| PROBLEM |
Using the data below, repeat all of it precisely.

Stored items
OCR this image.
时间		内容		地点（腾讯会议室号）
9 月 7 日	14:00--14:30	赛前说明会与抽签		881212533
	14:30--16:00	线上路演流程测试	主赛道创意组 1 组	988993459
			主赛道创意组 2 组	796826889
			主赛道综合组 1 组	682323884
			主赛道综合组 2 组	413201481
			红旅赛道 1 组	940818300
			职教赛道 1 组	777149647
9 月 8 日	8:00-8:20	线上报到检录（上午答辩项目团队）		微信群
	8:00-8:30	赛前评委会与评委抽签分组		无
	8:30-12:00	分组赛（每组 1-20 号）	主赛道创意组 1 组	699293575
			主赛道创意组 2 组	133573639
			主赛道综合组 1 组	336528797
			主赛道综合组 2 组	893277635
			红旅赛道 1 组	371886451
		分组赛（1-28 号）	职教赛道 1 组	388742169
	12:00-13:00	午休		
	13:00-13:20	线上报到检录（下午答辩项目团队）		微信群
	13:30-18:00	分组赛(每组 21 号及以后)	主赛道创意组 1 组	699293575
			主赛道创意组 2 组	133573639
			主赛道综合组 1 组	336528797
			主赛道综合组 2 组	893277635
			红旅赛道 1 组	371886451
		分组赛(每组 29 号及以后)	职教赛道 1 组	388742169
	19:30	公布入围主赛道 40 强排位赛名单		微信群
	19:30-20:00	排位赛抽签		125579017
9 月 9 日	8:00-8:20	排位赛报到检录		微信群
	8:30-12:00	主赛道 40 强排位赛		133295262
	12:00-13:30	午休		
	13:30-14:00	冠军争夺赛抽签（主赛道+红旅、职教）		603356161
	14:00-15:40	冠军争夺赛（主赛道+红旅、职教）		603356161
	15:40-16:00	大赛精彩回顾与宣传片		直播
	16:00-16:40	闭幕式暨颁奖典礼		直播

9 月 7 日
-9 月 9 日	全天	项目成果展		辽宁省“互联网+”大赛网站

| EXPECTED OUTPUT |
OCR this image.
时间		内容		地点（腾讯会议室号）
9 月 7 日	14:00--14:30	赛前说明会与抽签		881212533
	14:30--16:00	线上路演流程测试	主赛道创意组 1 组	988993459
			主赛道创意组 2 组	796826889
			主赛道综合组 1 组	682323884
			主赛道综合组 2 组	413201481
			红旅赛道 1 组	940818300
			职教赛道 1 组	777149647
9 月 8 日	8:00-8:20	线上报到检录（上午答辩项目团队）		微信群
	8:00-8:30	赛前评委会与评委抽签分组		无
	8:30-12:00	分组赛（每组 1-20 号）	主赛道创意组 1 组	699293575
			主赛道创意组 2 组	133573639
			主赛道综合组 1 组	336528797
			主赛道综合组 2 组	893277635
			红旅赛道 1 组	371886451
		分组赛（1-28 号）	职教赛道 1 组	388742169
	12:00-13:00	午休		
	13:00-13:20	线上报到检录（下午答辩项目团队）		微信群
	13:30-18:00	分组赛(每组 21 号及以后)	主赛道创意组 1 组	699293575
			主赛道创意组 2 组	133573639
			主赛道综合组 1 组	336528797
			主赛道综合组 2 组	893277635
			红旅赛道 1 组	371886451
		分组赛(每组 29 号及以后)	职教赛道 1 组	388742169
	19:30	公布入围主赛道 40 强排位赛名单		微信群
	19:30-20:00	排位赛抽签		125579017
9 月 9 日	8:00-8:20	排位赛报到检录		微信群
	8:30-12:00	主赛道 40 强排位赛		133295262
	12:00-13:30	午休		
	13:30-14:00	冠军争夺赛抽签（主赛道+红旅、职教）		603356161
	14:00-15:40	冠军争夺赛（主赛道+红旅、职教）		603356161
	15:40-16:00	大赛精彩回顾与宣传片		直播
	16:00-16:40	闭幕式暨颁奖典礼		直播

9 月 7 日
-9 月 9 日	全天	项目成果展		辽宁省“互联网+”大赛网站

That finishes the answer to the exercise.